Below are records. Copy every line with "name" in it.

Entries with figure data
· · · · · · ·

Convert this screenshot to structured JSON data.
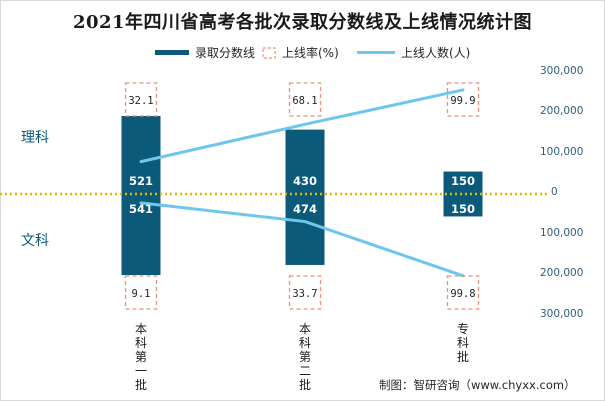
{
  "chart_data": {
    "type": "bar",
    "title": "2021年四川省高考各批次录取分数线及上线情况统计图",
    "categories": [
      "本科第一批",
      "本科第二批",
      "专科批"
    ],
    "side_labels": {
      "top": "理科",
      "bottom": "文科"
    },
    "legend": [
      "录取分数线",
      "上线率(%)",
      "上线人数(人)"
    ],
    "series": [
      {
        "name": "理科录取分数线",
        "values": [
          521,
          430,
          150
        ]
      },
      {
        "name": "文科录取分数线",
        "values": [
          541,
          474,
          150
        ]
      },
      {
        "name": "理科上线率(%)",
        "values": [
          32.1,
          68.1,
          99.9
        ]
      },
      {
        "name": "文科上线率(%)",
        "values": [
          9.1,
          33.7,
          99.8
        ]
      },
      {
        "name": "理科上线人数(人)",
        "values": [
          80000,
          172000,
          257000
        ]
      },
      {
        "name": "文科上线人数(人)",
        "values": [
          22000,
          68000,
          202000
        ]
      }
    ],
    "score_labels": {
      "science": [
        "521",
        "430",
        "150"
      ],
      "arts": [
        "541",
        "474",
        "150"
      ]
    },
    "rate_labels": {
      "science": [
        "32.1",
        "68.1",
        "99.9"
      ],
      "arts": [
        "9.1",
        "33.7",
        "99.8"
      ]
    },
    "y_ticks": [
      "300,000",
      "200,000",
      "100,000",
      "0",
      "100,000",
      "200,000",
      "300,000"
    ],
    "y_tick_values": [
      300000,
      200000,
      100000,
      0,
      -100000,
      -200000,
      -300000
    ],
    "ylim": [
      -300000,
      300000
    ],
    "colors": {
      "bar": "#0b5a7a",
      "line": "#6ec6ec",
      "dash": "#e8907a",
      "zero": "#e5b800"
    }
  },
  "source": "制图：智研咨询（www.chyxx.com）"
}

· · · · · · ·

Exercise answer =
        "name": "理科录取分数线",
        "name": "文科录取分数线",
        "name": "理科上线率(%)",
        "name": "文科上线率(%)",
        "name": "理科上线人数(人)",
        "name": "文科上线人数(人)",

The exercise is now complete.